• _Records for this exercise_:
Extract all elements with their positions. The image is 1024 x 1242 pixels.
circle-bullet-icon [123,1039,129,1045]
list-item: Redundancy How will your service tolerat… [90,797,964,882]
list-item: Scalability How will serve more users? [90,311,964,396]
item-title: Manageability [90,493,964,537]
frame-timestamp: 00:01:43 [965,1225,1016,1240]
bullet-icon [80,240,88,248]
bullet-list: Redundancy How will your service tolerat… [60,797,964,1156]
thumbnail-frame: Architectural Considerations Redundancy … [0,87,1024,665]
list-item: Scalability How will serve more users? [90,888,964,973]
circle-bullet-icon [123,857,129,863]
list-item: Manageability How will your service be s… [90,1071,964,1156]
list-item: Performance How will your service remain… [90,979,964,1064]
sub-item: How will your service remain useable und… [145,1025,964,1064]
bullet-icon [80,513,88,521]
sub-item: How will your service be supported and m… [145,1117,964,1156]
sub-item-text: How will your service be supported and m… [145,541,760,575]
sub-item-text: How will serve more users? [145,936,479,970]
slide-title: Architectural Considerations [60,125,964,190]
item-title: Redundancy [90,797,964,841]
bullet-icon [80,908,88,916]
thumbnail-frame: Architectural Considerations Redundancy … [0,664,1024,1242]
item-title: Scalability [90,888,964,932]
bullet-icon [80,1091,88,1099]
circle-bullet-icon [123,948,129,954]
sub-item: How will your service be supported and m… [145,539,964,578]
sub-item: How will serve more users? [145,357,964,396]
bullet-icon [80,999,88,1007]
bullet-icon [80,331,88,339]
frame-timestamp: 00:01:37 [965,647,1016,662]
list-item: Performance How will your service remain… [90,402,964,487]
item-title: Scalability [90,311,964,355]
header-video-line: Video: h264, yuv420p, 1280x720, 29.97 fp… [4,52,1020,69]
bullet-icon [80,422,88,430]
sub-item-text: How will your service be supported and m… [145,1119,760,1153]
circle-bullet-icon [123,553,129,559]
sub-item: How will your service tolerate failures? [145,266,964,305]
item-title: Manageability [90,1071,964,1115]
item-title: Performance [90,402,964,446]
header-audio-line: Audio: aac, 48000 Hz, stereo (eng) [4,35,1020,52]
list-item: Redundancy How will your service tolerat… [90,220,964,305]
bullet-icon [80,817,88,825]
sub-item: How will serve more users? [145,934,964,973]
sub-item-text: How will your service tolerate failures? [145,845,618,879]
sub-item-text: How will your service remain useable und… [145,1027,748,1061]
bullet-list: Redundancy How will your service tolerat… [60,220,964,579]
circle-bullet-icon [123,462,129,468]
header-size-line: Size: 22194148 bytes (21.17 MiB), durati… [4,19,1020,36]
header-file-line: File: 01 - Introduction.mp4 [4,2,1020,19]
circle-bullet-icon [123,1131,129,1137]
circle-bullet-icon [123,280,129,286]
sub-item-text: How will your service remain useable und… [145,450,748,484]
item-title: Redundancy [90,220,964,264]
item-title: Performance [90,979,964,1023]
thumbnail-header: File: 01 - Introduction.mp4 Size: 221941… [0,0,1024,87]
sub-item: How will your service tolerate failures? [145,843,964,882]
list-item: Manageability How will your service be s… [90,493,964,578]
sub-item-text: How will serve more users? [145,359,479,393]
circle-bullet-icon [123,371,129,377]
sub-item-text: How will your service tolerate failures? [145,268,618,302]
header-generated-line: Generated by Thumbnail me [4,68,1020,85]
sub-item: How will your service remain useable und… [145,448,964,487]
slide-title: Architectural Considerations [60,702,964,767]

• _What to produce_:
Retype the records exactly as they appear, from the start of the records through the line that contains "bullet-icon [80,513,88,521]", including that line.

• _Full solution_:
Extract all elements with their positions. The image is 1024 x 1242 pixels.
circle-bullet-icon [123,1039,129,1045]
list-item: Redundancy How will your service tolerat… [90,797,964,882]
list-item: Scalability How will serve more users? [90,311,964,396]
item-title: Manageability [90,493,964,537]
frame-timestamp: 00:01:43 [965,1225,1016,1240]
bullet-icon [80,240,88,248]
bullet-list: Redundancy How will your service tolerat… [60,797,964,1156]
thumbnail-frame: Architectural Considerations Redundancy … [0,87,1024,665]
list-item: Scalability How will serve more users? [90,888,964,973]
circle-bullet-icon [123,857,129,863]
list-item: Manageability How will your service be s… [90,1071,964,1156]
list-item: Performance How will your service remain… [90,979,964,1064]
sub-item: How will your service remain useable und… [145,1025,964,1064]
bullet-icon [80,513,88,521]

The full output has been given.